Task details:
From the listing below, select every line where the word "cross" appears.

========

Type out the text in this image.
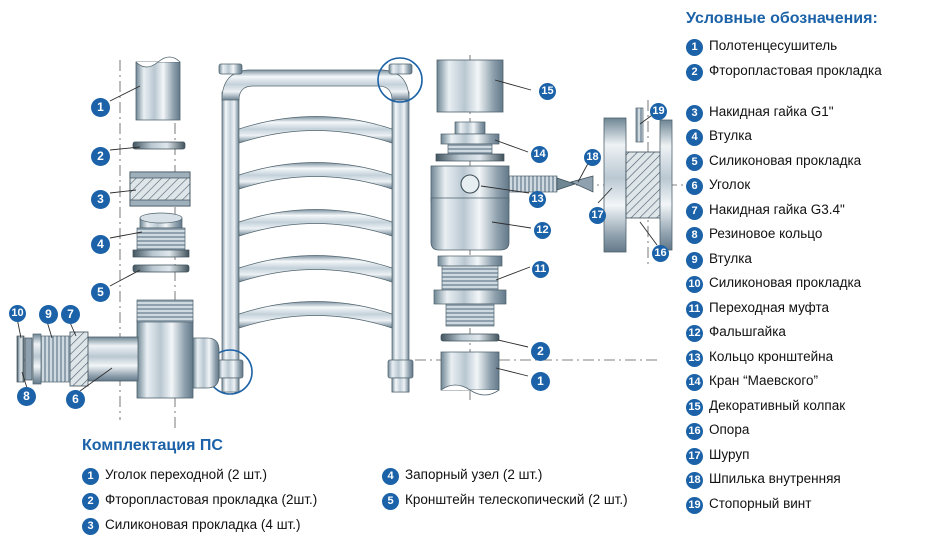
1
2
3
4
5
6
7
8
9
10
11
12
13
14
15
16
17
18
19
2
1
Условные обозначения:
1 Полотенцесушитель
2 Фторопластовая прокладка
3 Накидная гайка G1"
4 Втулка
5 Силиконовая прокладка
6 Уголок
7 Накидная гайка G3.4"
8 Резиновое кольцо
9 Втулка
10 Силиконовая прокладка
11 Переходная муфта
12 Фальшгайка
13 Кольцо кронштейна
14 Кран “Маевского”
15 Декоративный колпак
16 Опора
17 Шуруп
18 Шпилька внутренняя
19 Стопорный винт
Комплектация ПС
1 Уголок переходной (2 шт.)
2 Фторопластовая прокладка (2шт.)
3 Силиконовая прокладка (4 шт.)
4 Запорный узел (2 шт.)
5 Кронштейн телескопический (2 шт.)
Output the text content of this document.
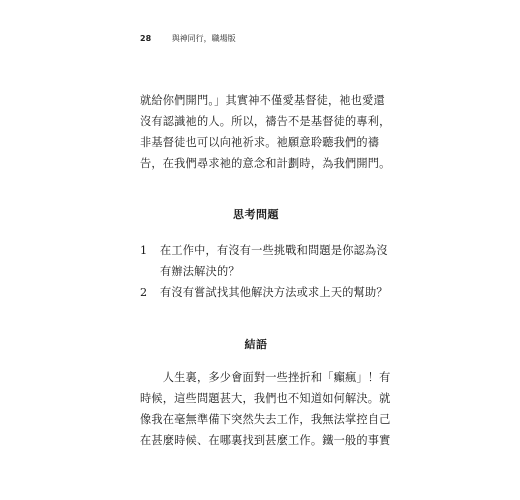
28	與神同行，職場版
就給你們開門。」其實神不僅愛基督徒，祂也愛還
沒有認識祂的人。所以，禱告不是基督徒的專利，
非基督徒也可以向祂祈求。祂願意聆聽我們的禱
告，在我們尋求祂的意念和計劃時，為我們開門。
思考問題
1	在工作中，有沒有一些挑戰和問題是你認為沒
有辦法解決的？
2	有沒有嘗試找其他解決方法或求上天的幫助？
結語
　　人生裏，多少會面對一些挫折和「癲瘋」！有
時候，這些問題甚大，我們也不知道如何解決。就
像我在毫無準備下突然失去工作，我無法掌控自己
在甚麼時候、在哪裏找到甚麼工作。鐵一般的事實
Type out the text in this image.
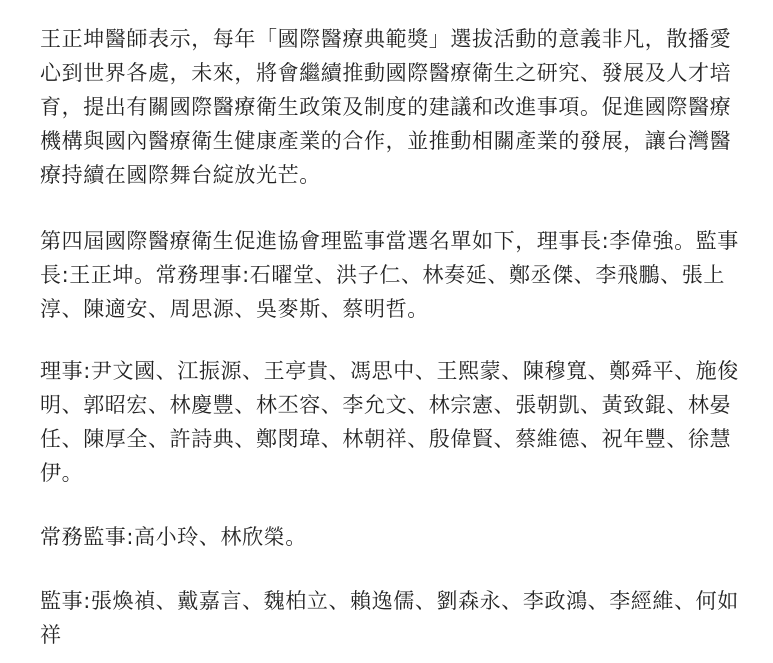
王正坤醫師表示，每年「國際醫療典範獎」選拔活動的意義非凡，散播愛心到世界各處，未來，將會繼續推動國際醫療衛生之研究、發展及人才培育，提出有關國際醫療衛生政策及制度的建議和改進事項。促進國際醫療機構與國內醫療衛生健康產業的合作，並推動相關產業的發展，讓台灣醫療持續在國際舞台綻放光芒。

第四屆國際醫療衛生促進協會理監事當選名單如下，理事長:李偉強。監事長:王正坤。常務理事:石曜堂、洪子仁、林奏延、鄭丞傑、李飛鵬、張上淳、陳適安、周思源、吳麥斯、蔡明哲。

理事:尹文國、江振源、王亭貴、馮思中、王熙蒙、陳穆寬、鄭舜平、施俊明、郭昭宏、林慶豐、林丕容、李允文、林宗憲、張朝凱、黃致錕、林晏任、陳厚全、許詩典、鄭閔瑋、林朝祥、殷偉賢、蔡維德、祝年豐、徐慧伊。

常務監事:高小玲、林欣榮。

監事:張煥禎、戴嘉言、魏柏立、賴逸儒、劉森永、李政鴻、李經維、何如祥
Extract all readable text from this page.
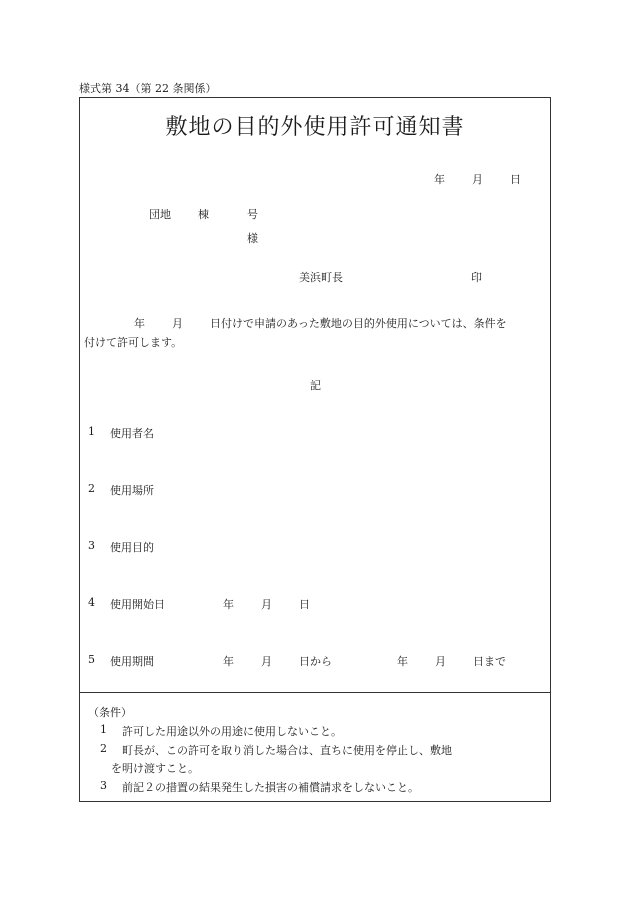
様式第 34（第 22 条関係）
敷地の目的外使用許可通知書
年 月 日
団地 棟	号
様
美浜町長	印
年 月 日付けで申請のあった敷地の目的外使用については、条件を
付けて許可します。
記
1 使用者名
2 使用場所
3 使用目的
4 使用開始日	年 月 日
5 使用期間	年 月 日から	年 月 日まで
（条件）
1 許可した用途以外の用途に使用しないこと。
2 町長が、この許可を取り消した場合は、直ちに使用を停止し、敷地
を明け渡すこと。
3 前記２の措置の結果発生した損害の補償請求をしないこと。
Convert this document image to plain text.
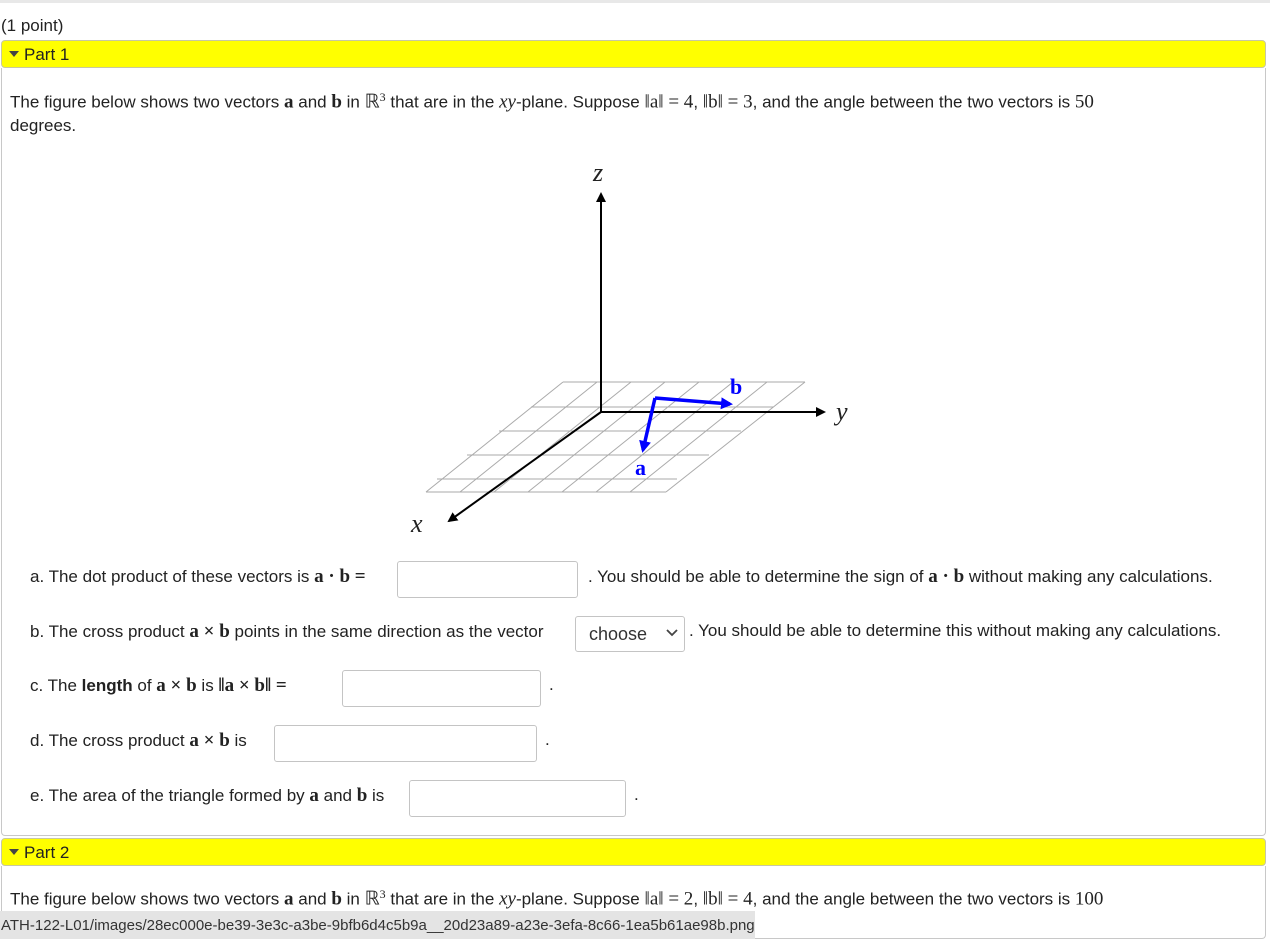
(1 point)
Part 1
The figure below shows two vectors a and b in ℝ$^3$ that are in the xy-plane. Suppose ‖a‖ = 4, ‖b‖ = 3, and the angle between the two vectors is 50
degrees.
z
y
x
a
b
a. The dot product of these vectors is a · b =	. You should be able to determine the sign of a · b without making any calculations.
b. The cross product a × b points in the same direction as the vector	choose . You should be able to determine this without making any calculations.
c. The length of a × b is ‖a × b‖ =	.
d. The cross product a × b is	.
e. The area of the triangle formed by a and b is	.
Part 2
The figure below shows two vectors a and b in ℝ$^3$ that are in the xy-plane. Suppose ‖a‖ = 2, ‖b‖ = 4, and the angle between the two vectors is 100
ATH-122-L01/images/28ec000e-be39-3e3c-a3be-9bfb6d4c5b9a__20d23a89-a23e-3efa-8c66-1ea5b61ae98b.png
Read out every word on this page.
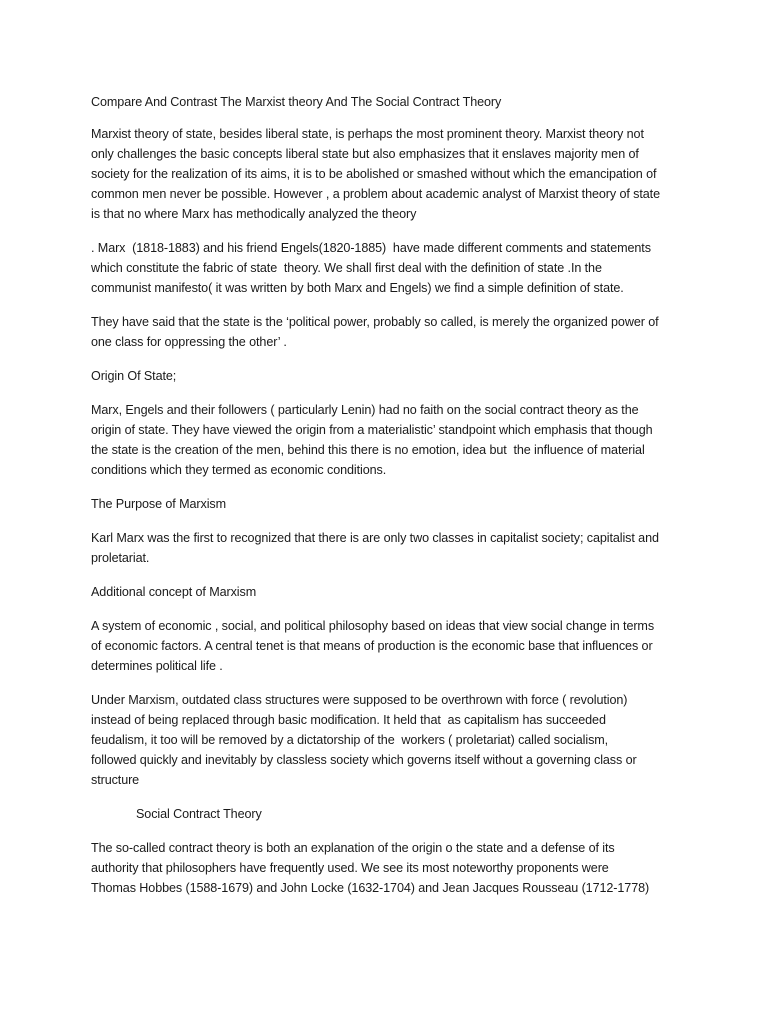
Compare And Contrast The Marxist theory And The Social Contract Theory

Marxist theory of state, besides liberal state, is perhaps the most prominent theory. Marxist theory not
only challenges the basic concepts liberal state but also emphasizes that it enslaves majority men of
society for the realization of its aims, it is to be abolished or smashed without which the emancipation of
common men never be possible. However , a problem about academic analyst of Marxist theory of state
is that no where Marx has methodically analyzed the theory

. Marx  (1818-1883) and his friend Engels(1820-1885)  have made different comments and statements
which constitute the fabric of state  theory. We shall first deal with the definition of state .In the
communist manifesto( it was written by both Marx and Engels) we find a simple definition of state.

They have said that the state is the ‘political power, probably so called, is merely the organized power of
one class for oppressing the other’ .

Origin Of State;

Marx, Engels and their followers ( particularly Lenin) had no faith on the social contract theory as the
origin of state. They have viewed the origin from a materialistic’ standpoint which emphasis that though
the state is the creation of the men, behind this there is no emotion, idea but  the influence of material
conditions which they termed as economic conditions.

The Purpose of Marxism

Karl Marx was the first to recognized that there is are only two classes in capitalist society; capitalist and
proletariat.

Additional concept of Marxism

A system of economic , social, and political philosophy based on ideas that view social change in terms
of economic factors. A central tenet is that means of production is the economic base that influences or
determines political life .

Under Marxism, outdated class structures were supposed to be overthrown with force ( revolution)
instead of being replaced through basic modification. It held that  as capitalism has succeeded
feudalism, it too will be removed by a dictatorship of the  workers ( proletariat) called socialism,
followed quickly and inevitably by classless society which governs itself without a governing class or
structure

Social Contract Theory

The so-called contract theory is both an explanation of the origin o the state and a defense of its
authority that philosophers have frequently used. We see its most noteworthy proponents were
Thomas Hobbes (1588-1679) and John Locke (1632-1704) and Jean Jacques Rousseau (1712-1778)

========

Correct result:
b. The cross product a × b points in the same direction as the vector	choose . You should be able to determine this without making any calculations.
d. The cross product a × b is	.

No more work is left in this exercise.